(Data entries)

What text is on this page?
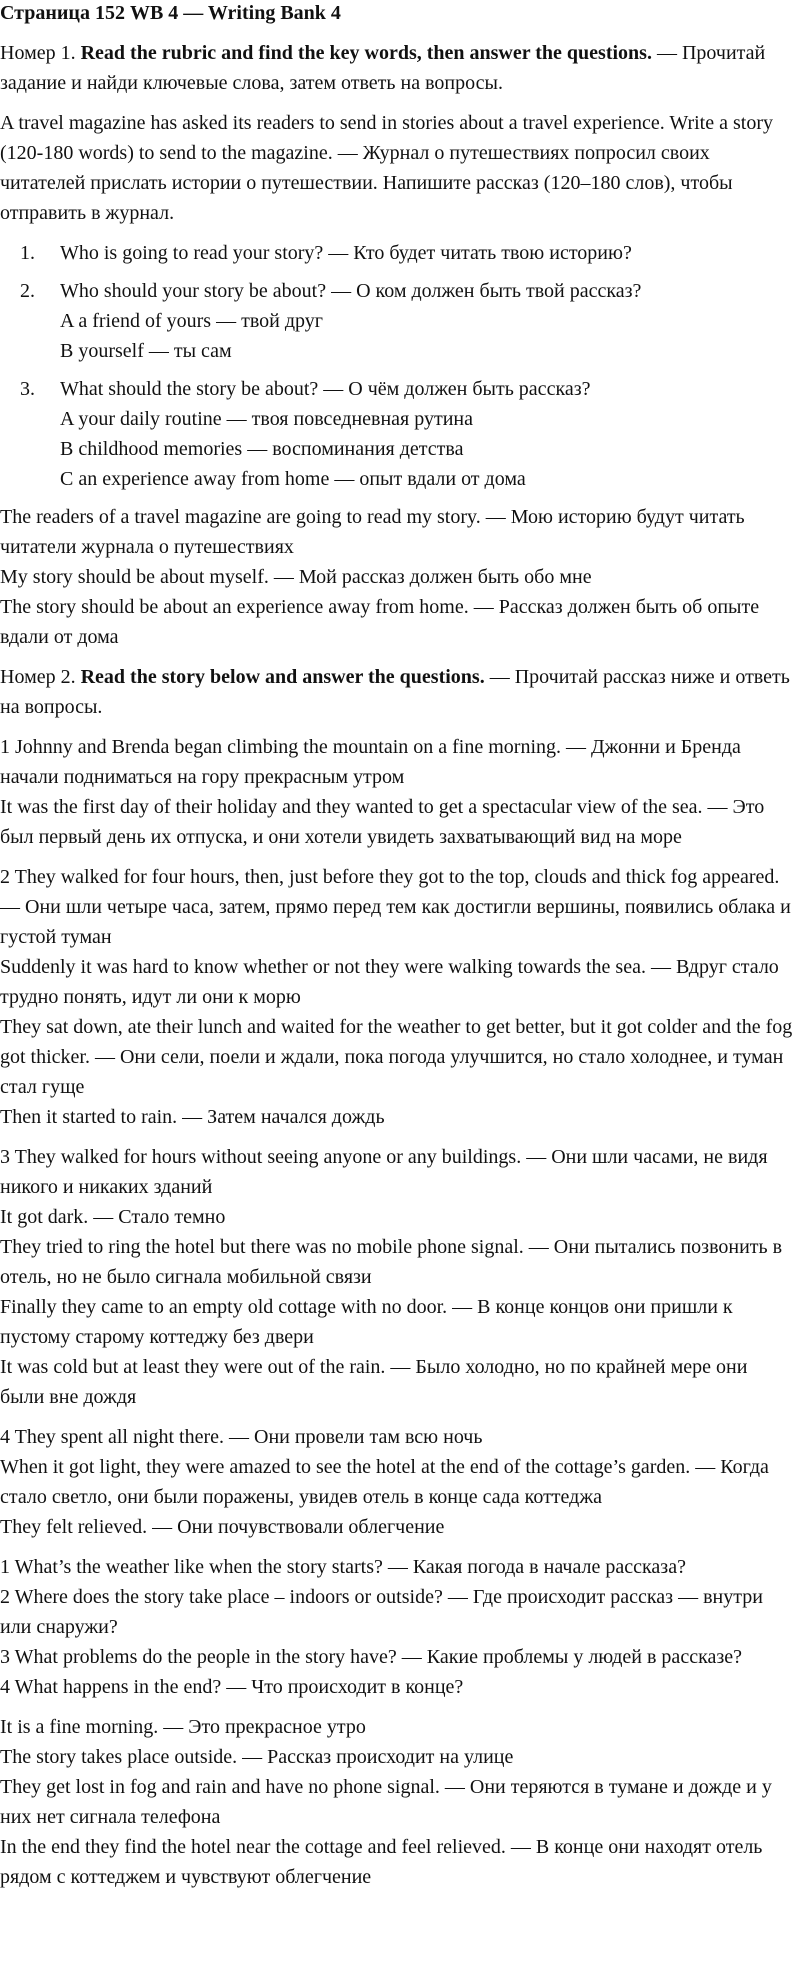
Страница 152 WB 4 — Writing Bank 4

Номер 1. Read the rubric and find the key words, then answer the questions. — Прочитай задание и найди ключевые слова, затем ответь на вопросы.

A travel magazine has asked its readers to send in stories about a travel experience. Write a story (120-180 words) to send to the magazine. — Журнал о путешествиях попросил своих читателей прислать истории о путешествии. Напишите рассказ (120–180 слов), чтобы отправить в журнал.

1.	Who is going to read your story? — Кто будет читать твою историю?
2.	Who should your story be about? — О ком должен быть твой рассказ?
A a friend of yours — твой друг
B yourself — ты сам
3.	What should the story be about? — О чём должен быть рассказ?
A your daily routine — твоя повседневная рутина
B childhood memories — воспоминания детства
C an experience away from home — опыт вдали от дома
The readers of a travel magazine are going to read my story. — Мою историю будут читать читатели журнала о путешествиях
My story should be about myself. — Мой рассказ должен быть обо мне
The story should be about an experience away from home. — Рассказ должен быть об опыте вдали от дома

Номер 2. Read the story below and answer the questions. — Прочитай рассказ ниже и ответь на вопросы.

1 Johnny and Brenda began climbing the mountain on a fine morning. — Джонни и Бренда начали подниматься на гору прекрасным утром
It was the first day of their holiday and they wanted to get a spectacular view of the sea. — Это был первый день их отпуска, и они хотели увидеть захватывающий вид на море
2 They walked for four hours, then, just before they got to the top, clouds and thick fog appeared. — Они шли четыре часа, затем, прямо перед тем как достигли вершины, появились облака и густой туман
Suddenly it was hard to know whether or not they were walking towards the sea. — Вдруг стало трудно понять, идут ли они к морю
They sat down, ate their lunch and waited for the weather to get better, but it got colder and the fog got thicker. — Они сели, поели и ждали, пока погода улучшится, но стало холоднее, и туман стал гуще
Then it started to rain. — Затем начался дождь
3 They walked for hours without seeing anyone or any buildings. — Они шли часами, не видя никого и никаких зданий
It got dark. — Стало темно
They tried to ring the hotel but there was no mobile phone signal. — Они пытались позвонить в отель, но не было сигнала мобильной связи
Finally they came to an empty old cottage with no door. — В конце концов они пришли к пустому старому коттеджу без двери
It was cold but at least they were out of the rain. — Было холодно, но по крайней мере они были вне дождя
4 They spent all night there. — Они провели там всю ночь
When it got light, they were amazed to see the hotel at the end of the cottage’s garden. — Когда стало светло, они были поражены, увидев отель в конце сада коттеджа
They felt relieved. — Они почувствовали облегчение
1 What’s the weather like when the story starts? — Какая погода в начале рассказа?
2 Where does the story take place – indoors or outside? — Где происходит рассказ — внутри или снаружи?
3 What problems do the people in the story have? — Какие проблемы у людей в рассказе?
4 What happens in the end? — Что происходит в конце?
It is a fine morning. — Это прекрасное утро
The story takes place outside. — Рассказ происходит на улице
They get lost in fog and rain and have no phone signal. — Они теряются в тумане и дожде и у них нет сигнала телефона
In the end they find the hotel near the cottage and feel relieved. — В конце они находят отель рядом с коттеджем и чувствуют облегчение
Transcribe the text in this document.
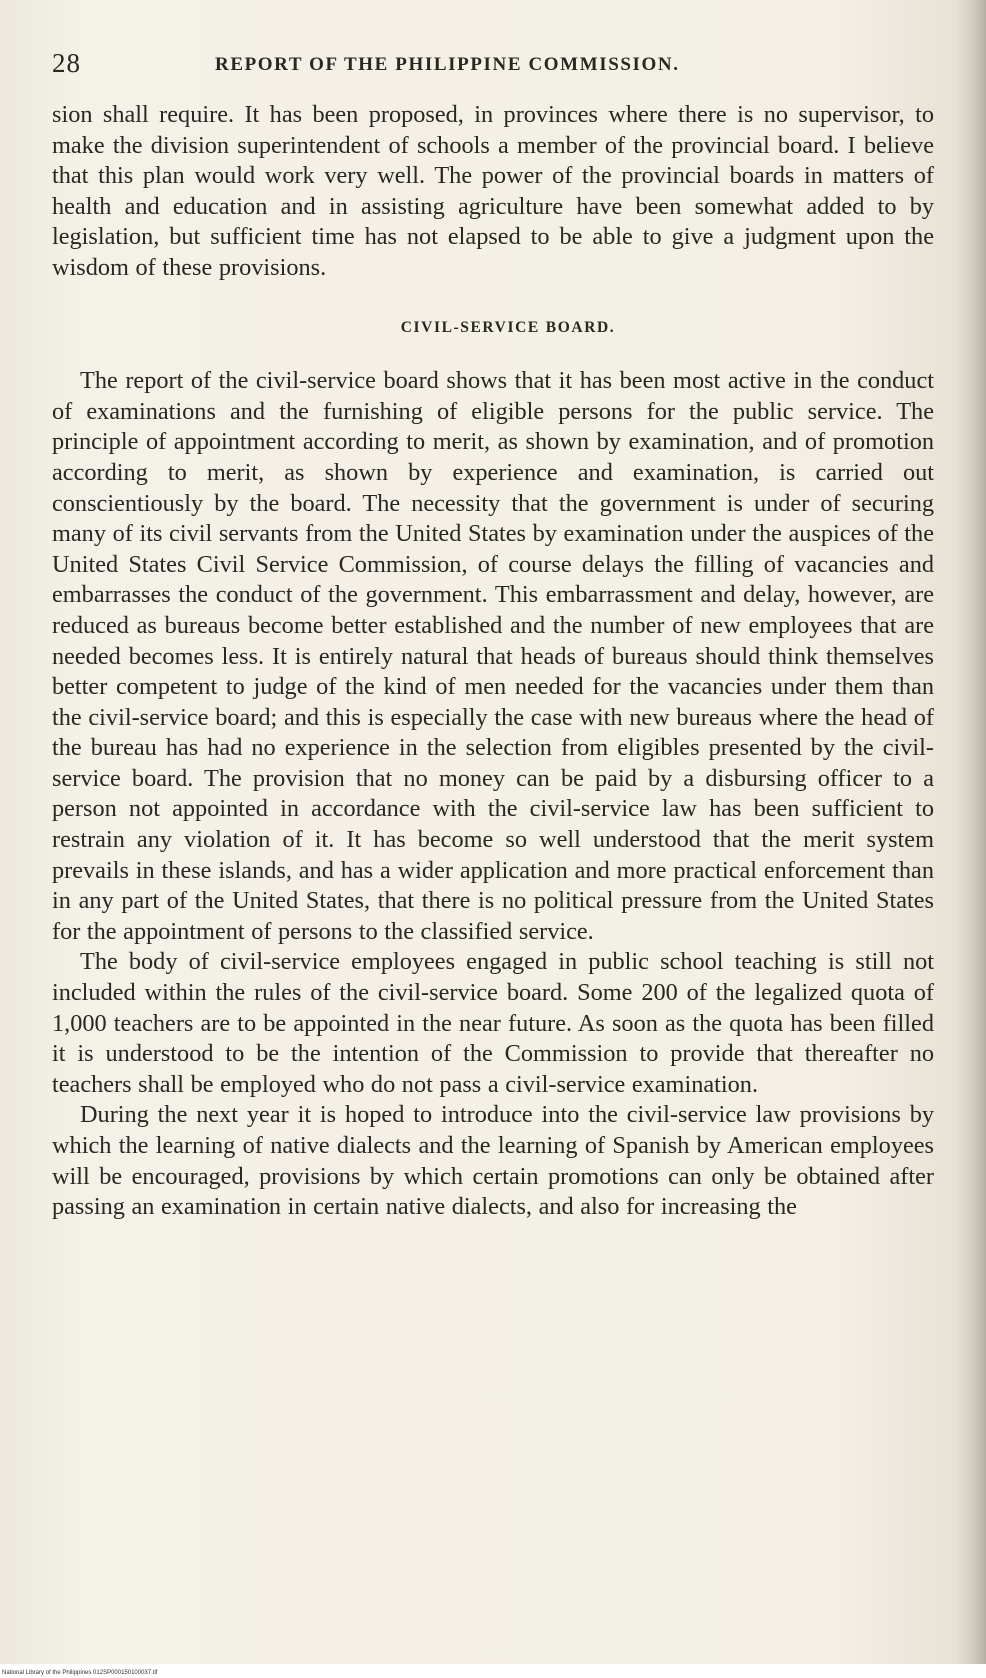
28	REPORT OF THE PHILIPPINE COMMISSION.

sion shall require. It has been proposed, in provinces where there is no supervisor, to make the division superintendent of schools a member of the provincial board. I believe that this plan would work very well. The power of the provincial boards in matters of health and education and in assisting agriculture have been somewhat added to by legislation, but sufficient time has not elapsed to be able to give a judgment upon the wisdom of these provisions.

CIVIL-SERVICE BOARD.

The report of the civil-service board shows that it has been most active in the conduct of examinations and the furnishing of eligible persons for the public service. The principle of appointment according to merit, as shown by examination, and of promotion according to merit, as shown by experience and examination, is carried out conscientiously by the board. The necessity that the government is under of securing many of its civil servants from the United States by examination under the auspices of the United States Civil Service Commission, of course delays the filling of vacancies and embarrasses the conduct of the government. This embarrassment and delay, however, are reduced as bureaus become better established and the number of new employees that are needed becomes less. It is entirely natural that heads of bureaus should think themselves better competent to judge of the kind of men needed for the vacancies under them than the civil-service board; and this is especially the case with new bureaus where the head of the bureau has had no experience in the selection from eligibles presented by the civil-service board. The provision that no money can be paid by a disbursing officer to a person not appointed in accordance with the civil-service law has been sufficient to restrain any violation of it. It has become so well understood that the merit system prevails in these islands, and has a wider application and more practical enforcement than in any part of the United States, that there is no political pressure from the United States for the appointment of persons to the classified service.

The body of civil-service employees engaged in public school teaching is still not included within the rules of the civil-service board. Some 200 of the legalized quota of 1,000 teachers are to be appointed in the near future. As soon as the quota has been filled it is understood to be the intention of the Commission to provide that thereafter no teachers shall be employed who do not pass a civil-service examination.

During the next year it is hoped to introduce into the civil-service law provisions by which the learning of native dialects and the learning of Spanish by American employees will be encouraged, provisions by which certain promotions can only be obtained after passing an examination in certain native dialects, and also for increasing the

National Library of the Philippines 012SP000150100037.tif
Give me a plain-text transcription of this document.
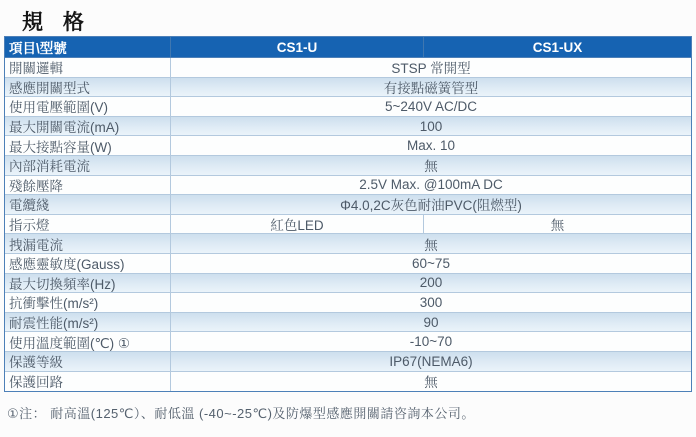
規 格
項目\型號	CS1-U	CS1-UX
開關邏輯	STSP 常開型
感應開關型式	有接點磁簧管型
使用電壓範圍(V)	5~240V AC/DC
最大開關電流(mA)	100
最大接點容量(W)	Max. 10
內部消耗電流	無
殘餘壓降	2.5V Max. @100mA DC
電纜綫	Φ4.0,2C灰色耐油PVC(阻燃型)
指示燈	紅色LED	無
拽漏電流	無
感應靈敏度(Gauss)	60~75
最大切換頻率(Hz)	200
抗衝擊性(m/s²)	300
耐震性能(m/s²)	90
使用溫度範圍(℃) ①	-10~70
保護等級	IP67(NEMA6)
保護回路	無
①注： 耐高溫(125℃）、耐低溫 (-40~-25℃)及防爆型感應開關請咨詢本公司。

**REQUIREMENT**
Find how many lines include the string "their" and report that number alone.

**WORKED SOLUTION**
2